Figure dataset records:

————

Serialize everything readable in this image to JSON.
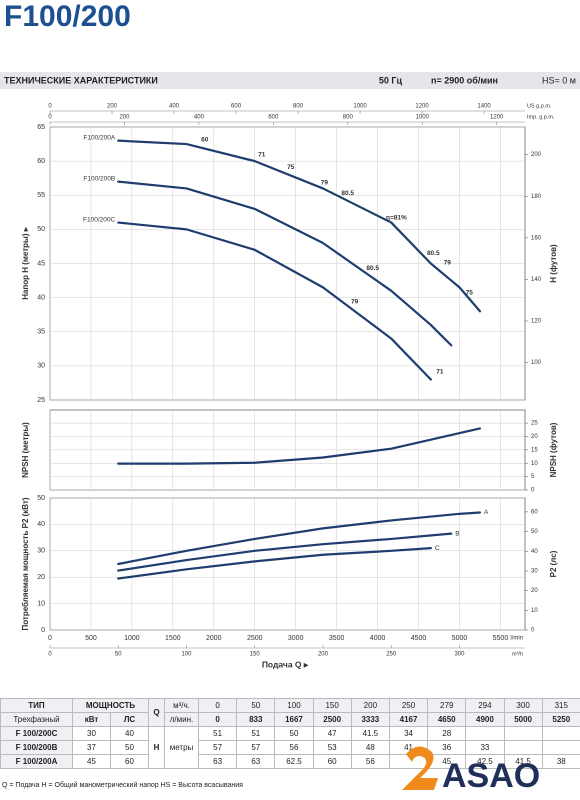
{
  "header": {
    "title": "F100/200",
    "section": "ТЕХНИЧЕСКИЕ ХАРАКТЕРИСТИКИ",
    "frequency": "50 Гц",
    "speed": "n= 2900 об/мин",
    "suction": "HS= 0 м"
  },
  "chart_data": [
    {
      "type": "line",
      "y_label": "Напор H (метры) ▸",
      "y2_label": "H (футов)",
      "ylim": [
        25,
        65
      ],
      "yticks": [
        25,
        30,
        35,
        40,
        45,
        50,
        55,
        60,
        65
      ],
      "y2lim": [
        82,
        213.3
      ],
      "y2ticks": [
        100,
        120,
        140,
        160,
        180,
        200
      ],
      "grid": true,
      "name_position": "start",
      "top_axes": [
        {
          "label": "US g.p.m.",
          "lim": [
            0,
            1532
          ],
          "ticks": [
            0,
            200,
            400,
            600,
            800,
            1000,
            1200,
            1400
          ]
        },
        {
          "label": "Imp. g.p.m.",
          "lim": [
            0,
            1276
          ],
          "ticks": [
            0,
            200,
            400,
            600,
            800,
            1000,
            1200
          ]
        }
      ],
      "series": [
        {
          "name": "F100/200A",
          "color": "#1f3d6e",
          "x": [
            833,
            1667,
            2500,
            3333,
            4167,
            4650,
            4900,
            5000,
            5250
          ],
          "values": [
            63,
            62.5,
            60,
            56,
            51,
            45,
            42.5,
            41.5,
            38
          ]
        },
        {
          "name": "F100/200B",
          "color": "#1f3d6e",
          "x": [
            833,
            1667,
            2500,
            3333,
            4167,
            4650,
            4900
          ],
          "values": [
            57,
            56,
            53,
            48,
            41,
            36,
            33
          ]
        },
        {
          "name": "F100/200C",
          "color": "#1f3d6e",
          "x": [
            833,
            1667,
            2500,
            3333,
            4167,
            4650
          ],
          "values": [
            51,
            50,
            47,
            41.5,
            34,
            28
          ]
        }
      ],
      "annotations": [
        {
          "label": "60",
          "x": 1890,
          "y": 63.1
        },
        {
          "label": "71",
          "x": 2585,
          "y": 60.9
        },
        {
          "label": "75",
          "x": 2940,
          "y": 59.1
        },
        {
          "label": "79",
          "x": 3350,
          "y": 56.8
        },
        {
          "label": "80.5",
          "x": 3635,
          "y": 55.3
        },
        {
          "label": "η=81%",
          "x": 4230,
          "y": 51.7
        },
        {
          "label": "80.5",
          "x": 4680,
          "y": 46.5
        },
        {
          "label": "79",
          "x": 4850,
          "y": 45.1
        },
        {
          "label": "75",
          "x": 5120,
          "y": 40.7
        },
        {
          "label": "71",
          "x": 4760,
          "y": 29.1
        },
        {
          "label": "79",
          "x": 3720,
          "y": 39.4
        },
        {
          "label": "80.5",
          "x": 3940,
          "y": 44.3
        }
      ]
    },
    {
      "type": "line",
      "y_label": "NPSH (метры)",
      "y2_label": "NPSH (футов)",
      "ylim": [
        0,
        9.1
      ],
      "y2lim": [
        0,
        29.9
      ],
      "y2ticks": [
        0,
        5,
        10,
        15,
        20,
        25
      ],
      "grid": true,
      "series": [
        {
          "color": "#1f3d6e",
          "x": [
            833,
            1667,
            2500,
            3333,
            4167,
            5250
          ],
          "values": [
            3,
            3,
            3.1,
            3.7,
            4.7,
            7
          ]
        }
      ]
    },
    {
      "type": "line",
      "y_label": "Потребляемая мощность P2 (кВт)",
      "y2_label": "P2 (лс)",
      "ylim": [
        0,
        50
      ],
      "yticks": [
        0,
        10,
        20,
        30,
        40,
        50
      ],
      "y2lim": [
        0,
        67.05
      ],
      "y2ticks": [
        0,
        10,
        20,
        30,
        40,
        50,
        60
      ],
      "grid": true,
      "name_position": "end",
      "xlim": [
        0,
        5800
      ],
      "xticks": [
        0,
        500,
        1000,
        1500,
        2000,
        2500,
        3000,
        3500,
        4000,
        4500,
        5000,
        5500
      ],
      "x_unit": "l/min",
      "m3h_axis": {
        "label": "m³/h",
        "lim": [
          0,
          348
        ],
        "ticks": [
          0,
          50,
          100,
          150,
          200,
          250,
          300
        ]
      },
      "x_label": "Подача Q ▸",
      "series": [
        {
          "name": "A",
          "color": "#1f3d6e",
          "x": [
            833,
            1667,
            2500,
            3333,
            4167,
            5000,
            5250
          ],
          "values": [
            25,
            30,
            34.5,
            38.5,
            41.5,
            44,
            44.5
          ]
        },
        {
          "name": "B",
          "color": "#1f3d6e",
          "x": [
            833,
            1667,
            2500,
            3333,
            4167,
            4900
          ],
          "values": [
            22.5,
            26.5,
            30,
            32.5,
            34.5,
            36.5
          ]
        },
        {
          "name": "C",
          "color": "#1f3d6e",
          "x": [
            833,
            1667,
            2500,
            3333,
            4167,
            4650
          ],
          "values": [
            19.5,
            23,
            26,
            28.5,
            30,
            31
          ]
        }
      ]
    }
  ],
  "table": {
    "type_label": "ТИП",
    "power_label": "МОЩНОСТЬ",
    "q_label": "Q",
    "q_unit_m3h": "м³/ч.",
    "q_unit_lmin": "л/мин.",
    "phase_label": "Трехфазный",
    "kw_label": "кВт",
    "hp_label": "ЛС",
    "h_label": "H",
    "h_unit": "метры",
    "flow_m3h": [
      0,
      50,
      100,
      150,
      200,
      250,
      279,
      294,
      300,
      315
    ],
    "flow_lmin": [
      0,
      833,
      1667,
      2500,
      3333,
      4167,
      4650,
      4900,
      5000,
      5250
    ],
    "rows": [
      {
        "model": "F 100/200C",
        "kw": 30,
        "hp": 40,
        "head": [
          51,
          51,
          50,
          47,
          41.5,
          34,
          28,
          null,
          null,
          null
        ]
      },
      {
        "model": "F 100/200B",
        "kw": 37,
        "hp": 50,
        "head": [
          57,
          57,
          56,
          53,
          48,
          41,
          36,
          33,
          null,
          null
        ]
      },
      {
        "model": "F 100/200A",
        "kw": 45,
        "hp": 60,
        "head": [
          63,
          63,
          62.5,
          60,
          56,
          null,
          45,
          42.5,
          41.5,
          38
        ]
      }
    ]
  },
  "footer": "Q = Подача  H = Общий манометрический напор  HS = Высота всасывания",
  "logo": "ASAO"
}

————

**WHAT TO DO**
Return all of the entries word for word, but omit the pictures.

**IN RESPONSE**
Serialize everything readable in this image to JSON.
{
  "header": {
    "title": "F100/200",
    "section": "ТЕХНИЧЕСКИЕ ХАРАКТЕРИСТИКИ",
    "frequency": "50 Гц",
    "speed": "n= 2900 об/мин",
    "suction": "HS= 0 м"
  },
  "chart_data": [
    {
      "type": "line",
      "y_label": "Напор H (метры) ▸",
      "y2_label": "H (футов)",
      "ylim": [
        25,
        65
      ],
      "yticks": [
        25,
        30,
        35,
        40,
        45,
        50,
        55,
        60,
        65
      ],
      "y2lim": [
        82,
        213.3
      ],
      "y2ticks": [
        100,
        120,
        140,
        160,
        180,
        200
      ],
      "grid": true,
      "name_position": "start",
      "top_axes": [
        {
          "label": "US g.p.m.",
          "lim": [
            0,
            1532
          ],
          "ticks": [
            0,
            200,
            400,
            600,
            800,
            1000,
            1200,
            1400
          ]
        },
        {
          "label": "Imp. g.p.m.",
          "lim": [
            0,
            1276
          ],
          "ticks": [
            0,
            200,
            400,
            600,
            800,
            1000,
            1200
          ]
        }
      ],
      "series": [
        {
          "name": "F100/200A",
          "color": "#1f3d6e",
          "x": [
            833,
            1667,
            2500,
            3333,
            4167,
            4650,
            4900,
            5000,
            5250
          ],
          "values": [
            63,
            62.5,
            60,
            56,
            51,
            45,
            42.5,
            41.5,
            38
          ]
        },
        {
          "name": "F100/200B",
          "color": "#1f3d6e",
          "x": [
            833,
            1667,
            2500,
            3333,
            4167,
            4650,
            4900
          ],
          "values": [
            57,
            56,
            53,
            48,
            41,
            36,
            33
          ]
        },
        {
          "name": "F100/200C",
          "color": "#1f3d6e",
          "x": [
            833,
            1667,
            2500,
            3333,
            4167,
            4650
          ],
          "values": [
            51,
            50,
            47,
            41.5,
            34,
            28
          ]
        }
      ],
      "annotations": [
        {
          "label": "60",
          "x": 1890,
          "y": 63.1
        },
        {
          "label": "71",
          "x": 2585,
          "y": 60.9
        },
        {
          "label": "75",
          "x": 2940,
          "y": 59.1
        },
        {
          "label": "79",
          "x": 3350,
          "y": 56.8
        },
        {
          "label": "80.5",
          "x": 3635,
          "y": 55.3
        },
        {
          "label": "η=81%",
          "x": 4230,
          "y": 51.7
        },
        {
          "label": "80.5",
          "x": 4680,
          "y": 46.5
        },
        {
          "label": "79",
          "x": 4850,
          "y": 45.1
        },
        {
          "label": "75",
          "x": 5120,
          "y": 40.7
        },
        {
          "label": "71",
          "x": 4760,
          "y": 29.1
        },
        {
          "label": "79",
          "x": 3720,
          "y": 39.4
        },
        {
          "label": "80.5",
          "x": 3940,
          "y": 44.3
        }
      ]
    },
    {
      "type": "line",
      "y_label": "NPSH (метры)",
      "y2_label": "NPSH (футов)",
      "ylim": [
        0,
        9.1
      ],
      "y2lim": [
        0,
        29.9
      ],
      "y2ticks": [
        0,
        5,
        10,
        15,
        20,
        25
      ],
      "grid": true,
      "series": [
        {
          "color": "#1f3d6e",
          "x": [
            833,
            1667,
            2500,
            3333,
            4167,
            5250
          ],
          "values": [
            3,
            3,
            3.1,
            3.7,
            4.7,
            7
          ]
        }
      ]
    },
    {
      "type": "line",
      "y_label": "Потребляемая мощность P2 (кВт)",
      "y2_label": "P2 (лс)",
      "ylim": [
        0,
        50
      ],
      "yticks": [
        0,
        10,
        20,
        30,
        40,
        50
      ],
      "y2lim": [
        0,
        67.05
      ],
      "y2ticks": [
        0,
        10,
        20,
        30,
        40,
        50,
        60
      ],
      "grid": true,
      "name_position": "end",
      "xlim": [
        0,
        5800
      ],
      "xticks": [
        0,
        500,
        1000,
        1500,
        2000,
        2500,
        3000,
        3500,
        4000,
        4500,
        5000,
        5500
      ],
      "x_unit": "l/min",
      "m3h_axis": {
        "label": "m³/h",
        "lim": [
          0,
          348
        ],
        "ticks": [
          0,
          50,
          100,
          150,
          200,
          250,
          300
        ]
      },
      "x_label": "Подача Q ▸",
      "series": [
        {
          "name": "A",
          "color": "#1f3d6e",
          "x": [
            833,
            1667,
            2500,
            3333,
            4167,
            5000,
            5250
          ],
          "values": [
            25,
            30,
            34.5,
            38.5,
            41.5,
            44,
            44.5
          ]
        },
        {
          "name": "B",
          "color": "#1f3d6e",
          "x": [
            833,
            1667,
            2500,
            3333,
            4167,
            4900
          ],
          "values": [
            22.5,
            26.5,
            30,
            32.5,
            34.5,
            36.5
          ]
        },
        {
          "name": "C",
          "color": "#1f3d6e",
          "x": [
            833,
            1667,
            2500,
            3333,
            4167,
            4650
          ],
          "values": [
            19.5,
            23,
            26,
            28.5,
            30,
            31
          ]
        }
      ]
    }
  ],
  "table": {
    "type_label": "ТИП",
    "power_label": "МОЩНОСТЬ",
    "q_label": "Q",
    "q_unit_m3h": "м³/ч.",
    "q_unit_lmin": "л/мин.",
    "phase_label": "Трехфазный",
    "kw_label": "кВт",
    "hp_label": "ЛС",
    "h_label": "H",
    "h_unit": "метры",
    "flow_m3h": [
      0,
      50,
      100,
      150,
      200,
      250,
      279,
      294,
      300,
      315
    ],
    "flow_lmin": [
      0,
      833,
      1667,
      2500,
      3333,
      4167,
      4650,
      4900,
      5000,
      5250
    ],
    "rows": [
      {
        "model": "F 100/200C",
        "kw": 30,
        "hp": 40,
        "head": [
          51,
          51,
          50,
          47,
          41.5,
          34,
          28,
          null,
          null,
          null
        ]
      },
      {
        "model": "F 100/200B",
        "kw": 37,
        "hp": 50,
        "head": [
          57,
          57,
          56,
          53,
          48,
          41,
          36,
          33,
          null,
          null
        ]
      },
      {
        "model": "F 100/200A",
        "kw": 45,
        "hp": 60,
        "head": [
          63,
          63,
          62.5,
          60,
          56,
          null,
          45,
          42.5,
          41.5,
          38
        ]
      }
    ]
  },
  "footer": "Q = Подача  H = Общий манометрический напор  HS = Высота всасывания",
  "logo": "ASAO"
}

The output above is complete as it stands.